Task description — Look for "What data populates" in the records below, then copy that line and every line after it, exactly and with nothing added.

Given data —
- - - - -

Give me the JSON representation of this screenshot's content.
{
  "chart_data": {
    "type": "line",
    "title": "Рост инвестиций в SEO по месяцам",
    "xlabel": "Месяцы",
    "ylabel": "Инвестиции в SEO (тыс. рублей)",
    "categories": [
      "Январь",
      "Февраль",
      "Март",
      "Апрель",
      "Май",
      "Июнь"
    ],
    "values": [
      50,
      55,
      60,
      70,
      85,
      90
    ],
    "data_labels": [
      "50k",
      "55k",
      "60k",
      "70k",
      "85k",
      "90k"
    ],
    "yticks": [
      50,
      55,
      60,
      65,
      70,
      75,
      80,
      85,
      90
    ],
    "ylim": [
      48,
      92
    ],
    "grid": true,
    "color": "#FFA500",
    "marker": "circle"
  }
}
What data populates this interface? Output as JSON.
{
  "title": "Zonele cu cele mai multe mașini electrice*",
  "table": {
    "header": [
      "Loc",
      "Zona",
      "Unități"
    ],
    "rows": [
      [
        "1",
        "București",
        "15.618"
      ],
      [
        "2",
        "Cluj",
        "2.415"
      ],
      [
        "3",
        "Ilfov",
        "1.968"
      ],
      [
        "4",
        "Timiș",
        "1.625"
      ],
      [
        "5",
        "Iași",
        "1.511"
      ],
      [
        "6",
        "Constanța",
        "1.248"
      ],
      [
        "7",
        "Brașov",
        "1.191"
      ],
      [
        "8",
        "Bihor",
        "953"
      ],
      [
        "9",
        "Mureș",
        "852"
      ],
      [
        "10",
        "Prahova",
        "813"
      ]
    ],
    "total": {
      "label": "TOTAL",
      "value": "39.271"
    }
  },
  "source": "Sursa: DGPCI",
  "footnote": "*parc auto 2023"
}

- - - - -

Task solution —
What data populates this interface? Output as JSON.
{
  "title": "Zonele cu cele mai multe mașini electrice*",
  "table": {
    "header": [
      "Loc",
      "Zona",
      "Unități"
    ],
    "rows": [
      [
        "1",
        "București",
        "15.618"
      ],
      [
        "2",
        "Cluj",
        "2.415"
      ],
      [
        "3",
        "Ilfov",
        "1.968"
      ],
      [
        "4",
        "Timiș",
        "1.625"
      ],
      [
        "5",
        "Iași",
        "1.511"
      ],
      [
        "6",
        "Constanța",
        "1.248"
      ],
      [
        "7",
        "Brașov",
        "1.191"
      ],
      [
        "8",
        "Bihor",
        "953"
      ],
      [
        "9",
        "Mureș",
        "852"
      ],
      [
        "10",
        "Prahova",
        "813"
      ]
    ],
    "total": {
      "label": "TOTAL",
      "value": "39.271"
    }
  },
  "source": "Sursa: DGPCI",
  "footnote": "*parc auto 2023"
}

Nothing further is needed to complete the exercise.